◆ Короткое упражнение 1: Приведите без изменений строки записей от строки с «Itemize the components» до строки с «- series-line-fasttd3: [836, 305, 1050, 450]», включая обе.

◆ Приведённый фрагмент:
◇ ◇ ◇ ◇ ◇

Венчание на царство в средневековых монархиях включало в себя целый ряд ритуалов. Принципиальное значение имели две церемонии. Первая — вхождение (entrée) в города, главным образом в столицу, принимавшее форму празднеств, в которых подданные выражали свою радость по поводу венчания и преданность новому монарху. В ритуале триумфального «вхождения в город» король играл пассивную роль, а горожане — активную. Второй важный ритуал — помазание монарха в храме, здесь активную роль играло духовенство. Как замечает Жак Ле Гофф, «духовенство — это коллективный персонаж, держатель священной власти, которая дает ему монополию на трансформацию короля, во время которой оно наделяет его доступом к части этой священной власти». В обмен на помазание король обещает защищать церковь и подданных, быть хорошим христианским монархом. Ле Гофф даже утверждает, что во время этой церемонии духовенство выступает как представитель народного суверенитета. Никаких следов этого обмена в путинском ритуале нет. Духовенство, патроном которого он себя провозглашает, не обладает ни малейшей сакрализующей властью и призвано лишь идти на поклон к президенту. Тот факт, что Архиерейский собор в полном составе отправляется за президентским благословением в Кремлевский дворец, а не наоборот, ясно демонстрирует подчиненную роль церкви в политической эстетике Путина.

◇ ◇ ◇ ◇ ◇

◆ Представленные данные:

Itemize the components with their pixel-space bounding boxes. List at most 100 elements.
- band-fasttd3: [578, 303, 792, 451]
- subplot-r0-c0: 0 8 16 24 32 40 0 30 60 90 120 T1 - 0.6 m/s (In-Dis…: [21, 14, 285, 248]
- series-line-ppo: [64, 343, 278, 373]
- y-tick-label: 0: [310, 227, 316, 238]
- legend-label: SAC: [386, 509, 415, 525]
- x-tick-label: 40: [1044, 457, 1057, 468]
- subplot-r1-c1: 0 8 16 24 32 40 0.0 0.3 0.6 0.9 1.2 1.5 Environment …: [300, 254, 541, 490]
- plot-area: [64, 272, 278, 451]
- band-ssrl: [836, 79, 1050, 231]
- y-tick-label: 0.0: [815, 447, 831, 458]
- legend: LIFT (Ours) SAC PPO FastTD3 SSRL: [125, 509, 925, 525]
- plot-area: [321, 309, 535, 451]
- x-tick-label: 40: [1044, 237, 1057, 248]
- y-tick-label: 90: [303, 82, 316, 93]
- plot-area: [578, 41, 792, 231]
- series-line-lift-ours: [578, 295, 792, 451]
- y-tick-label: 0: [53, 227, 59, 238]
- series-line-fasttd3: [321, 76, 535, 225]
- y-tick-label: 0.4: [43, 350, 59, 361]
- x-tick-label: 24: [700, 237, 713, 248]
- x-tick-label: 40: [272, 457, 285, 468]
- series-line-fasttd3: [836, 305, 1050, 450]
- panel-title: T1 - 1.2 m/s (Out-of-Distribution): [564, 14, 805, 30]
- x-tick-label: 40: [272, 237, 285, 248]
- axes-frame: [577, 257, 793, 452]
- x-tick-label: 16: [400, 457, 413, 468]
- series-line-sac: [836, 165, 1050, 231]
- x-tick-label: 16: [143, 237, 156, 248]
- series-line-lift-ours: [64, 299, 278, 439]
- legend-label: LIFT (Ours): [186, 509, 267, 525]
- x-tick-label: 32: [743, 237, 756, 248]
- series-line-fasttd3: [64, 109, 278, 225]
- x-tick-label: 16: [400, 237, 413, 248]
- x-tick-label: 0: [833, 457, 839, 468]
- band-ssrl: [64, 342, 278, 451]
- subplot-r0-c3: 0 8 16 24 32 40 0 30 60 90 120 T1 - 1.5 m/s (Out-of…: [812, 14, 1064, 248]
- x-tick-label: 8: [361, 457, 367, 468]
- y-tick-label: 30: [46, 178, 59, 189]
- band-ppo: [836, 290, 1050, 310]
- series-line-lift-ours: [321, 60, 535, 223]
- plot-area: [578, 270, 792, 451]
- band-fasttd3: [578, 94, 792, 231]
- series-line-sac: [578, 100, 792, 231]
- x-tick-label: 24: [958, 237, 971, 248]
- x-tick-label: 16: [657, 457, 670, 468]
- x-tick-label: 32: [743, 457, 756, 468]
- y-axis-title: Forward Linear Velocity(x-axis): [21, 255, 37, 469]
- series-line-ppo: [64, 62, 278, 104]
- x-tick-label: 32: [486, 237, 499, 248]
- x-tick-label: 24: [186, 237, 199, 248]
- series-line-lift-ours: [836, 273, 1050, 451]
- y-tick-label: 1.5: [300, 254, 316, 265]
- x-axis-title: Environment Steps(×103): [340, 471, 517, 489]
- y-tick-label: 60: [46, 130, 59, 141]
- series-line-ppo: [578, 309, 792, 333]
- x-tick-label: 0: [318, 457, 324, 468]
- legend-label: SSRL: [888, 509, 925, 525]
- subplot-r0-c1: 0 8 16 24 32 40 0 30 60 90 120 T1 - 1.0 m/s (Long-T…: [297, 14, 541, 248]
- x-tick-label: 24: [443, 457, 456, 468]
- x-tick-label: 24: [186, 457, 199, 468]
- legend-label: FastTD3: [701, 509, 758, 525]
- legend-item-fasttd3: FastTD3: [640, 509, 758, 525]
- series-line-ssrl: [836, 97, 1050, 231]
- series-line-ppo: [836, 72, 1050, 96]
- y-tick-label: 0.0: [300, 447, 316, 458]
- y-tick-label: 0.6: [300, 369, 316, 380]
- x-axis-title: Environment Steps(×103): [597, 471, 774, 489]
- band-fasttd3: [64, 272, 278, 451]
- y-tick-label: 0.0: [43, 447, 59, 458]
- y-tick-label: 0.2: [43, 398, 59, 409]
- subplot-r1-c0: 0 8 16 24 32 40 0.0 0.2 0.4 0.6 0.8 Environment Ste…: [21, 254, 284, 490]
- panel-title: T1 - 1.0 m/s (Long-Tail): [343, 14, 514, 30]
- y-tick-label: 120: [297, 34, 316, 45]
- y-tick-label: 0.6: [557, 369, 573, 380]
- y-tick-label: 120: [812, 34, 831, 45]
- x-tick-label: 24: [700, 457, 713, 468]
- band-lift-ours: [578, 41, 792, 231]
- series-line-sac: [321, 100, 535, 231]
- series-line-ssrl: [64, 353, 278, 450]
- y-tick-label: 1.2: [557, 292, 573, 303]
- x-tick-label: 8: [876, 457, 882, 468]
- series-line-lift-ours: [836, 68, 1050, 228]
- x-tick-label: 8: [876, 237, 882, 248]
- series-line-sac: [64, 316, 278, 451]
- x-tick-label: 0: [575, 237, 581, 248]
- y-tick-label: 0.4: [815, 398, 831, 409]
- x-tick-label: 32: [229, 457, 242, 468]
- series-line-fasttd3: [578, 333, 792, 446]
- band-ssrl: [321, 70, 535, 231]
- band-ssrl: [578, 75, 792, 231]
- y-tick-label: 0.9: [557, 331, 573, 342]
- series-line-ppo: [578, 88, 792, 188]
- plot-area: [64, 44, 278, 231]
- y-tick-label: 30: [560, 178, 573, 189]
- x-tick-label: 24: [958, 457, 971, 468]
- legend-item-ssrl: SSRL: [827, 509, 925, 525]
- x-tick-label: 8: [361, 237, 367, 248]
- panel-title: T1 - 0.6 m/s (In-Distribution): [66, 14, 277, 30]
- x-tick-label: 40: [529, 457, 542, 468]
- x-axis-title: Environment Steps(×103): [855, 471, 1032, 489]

◇ ◇ ◇ ◇ ◇

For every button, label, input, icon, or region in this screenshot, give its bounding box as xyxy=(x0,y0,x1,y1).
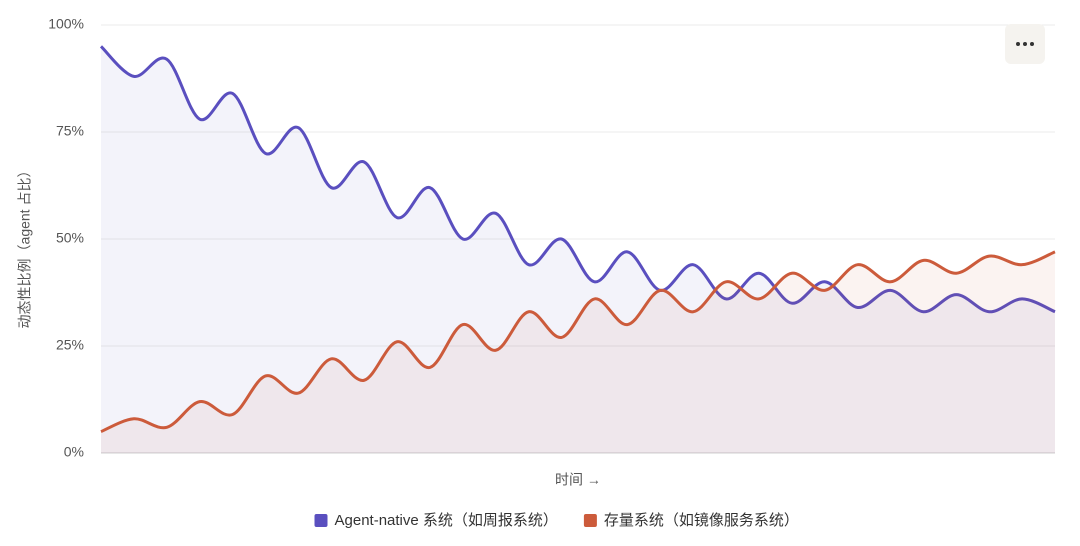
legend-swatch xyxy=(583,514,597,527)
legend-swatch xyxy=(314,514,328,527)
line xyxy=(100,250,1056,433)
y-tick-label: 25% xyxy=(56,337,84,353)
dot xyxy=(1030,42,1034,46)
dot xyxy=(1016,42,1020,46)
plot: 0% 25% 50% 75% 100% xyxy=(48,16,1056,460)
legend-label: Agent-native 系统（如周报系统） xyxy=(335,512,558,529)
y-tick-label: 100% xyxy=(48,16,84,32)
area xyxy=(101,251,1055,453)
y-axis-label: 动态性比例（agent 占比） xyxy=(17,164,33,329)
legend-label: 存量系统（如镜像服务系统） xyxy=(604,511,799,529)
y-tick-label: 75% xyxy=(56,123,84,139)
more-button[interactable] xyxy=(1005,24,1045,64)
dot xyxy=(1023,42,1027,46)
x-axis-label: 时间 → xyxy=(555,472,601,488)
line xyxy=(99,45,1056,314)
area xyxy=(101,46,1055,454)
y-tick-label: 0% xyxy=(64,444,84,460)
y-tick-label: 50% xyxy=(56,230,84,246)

◇ ◇ ◇ ◇ ◇

◆ Короткое упражнение 2:
Ответьте на вопросы по фрагменту о венчании на царство.
(а) Какую роль играл король в ритуале триумфального «вхождения в город»?
(б) Кто, по утверждению Ле Гоффа, выступает во время помазания как представитель народного суверенитета?
(в) Куда Архиерейский собор в полном составе отправляется за президентским благословением?

◆ Полное решение 1:
Itemize the components with their pixel-space bounding boxes. List at most 100 elements.
- band-fasttd3: [578, 303, 792, 451]
- subplot-r0-c0: 0 8 16 24 32 40 0 30 60 90 120 T1 - 0.6 m/s (In-Dis…: [21, 14, 285, 248]
- series-line-ppo: [64, 343, 278, 373]
- y-tick-label: 0: [310, 227, 316, 238]
- legend-label: SAC: [386, 509, 415, 525]
- x-tick-label: 40: [1044, 457, 1057, 468]
- subplot-r1-c1: 0 8 16 24 32 40 0.0 0.3 0.6 0.9 1.2 1.5 Environment …: [300, 254, 541, 490]
- plot-area: [64, 272, 278, 451]
- band-ssrl: [836, 79, 1050, 231]
- y-tick-label: 0.0: [815, 447, 831, 458]
- legend: LIFT (Ours) SAC PPO FastTD3 SSRL: [125, 509, 925, 525]
- plot-area: [321, 309, 535, 451]
- x-tick-label: 40: [1044, 237, 1057, 248]
- y-tick-label: 90: [303, 82, 316, 93]
- plot-area: [578, 41, 792, 231]
- series-line-lift-ours: [578, 295, 792, 451]
- y-tick-label: 0: [53, 227, 59, 238]
- series-line-fasttd3: [321, 76, 535, 225]
- y-tick-label: 0.4: [43, 350, 59, 361]
- x-tick-label: 24: [700, 237, 713, 248]
- x-tick-label: 40: [272, 457, 285, 468]
- series-line-fasttd3: [836, 305, 1050, 450]

◆ Полное решение 2:
(а) Пассивную.
(б) Духовенство.
(в) В Кремлевский дворец.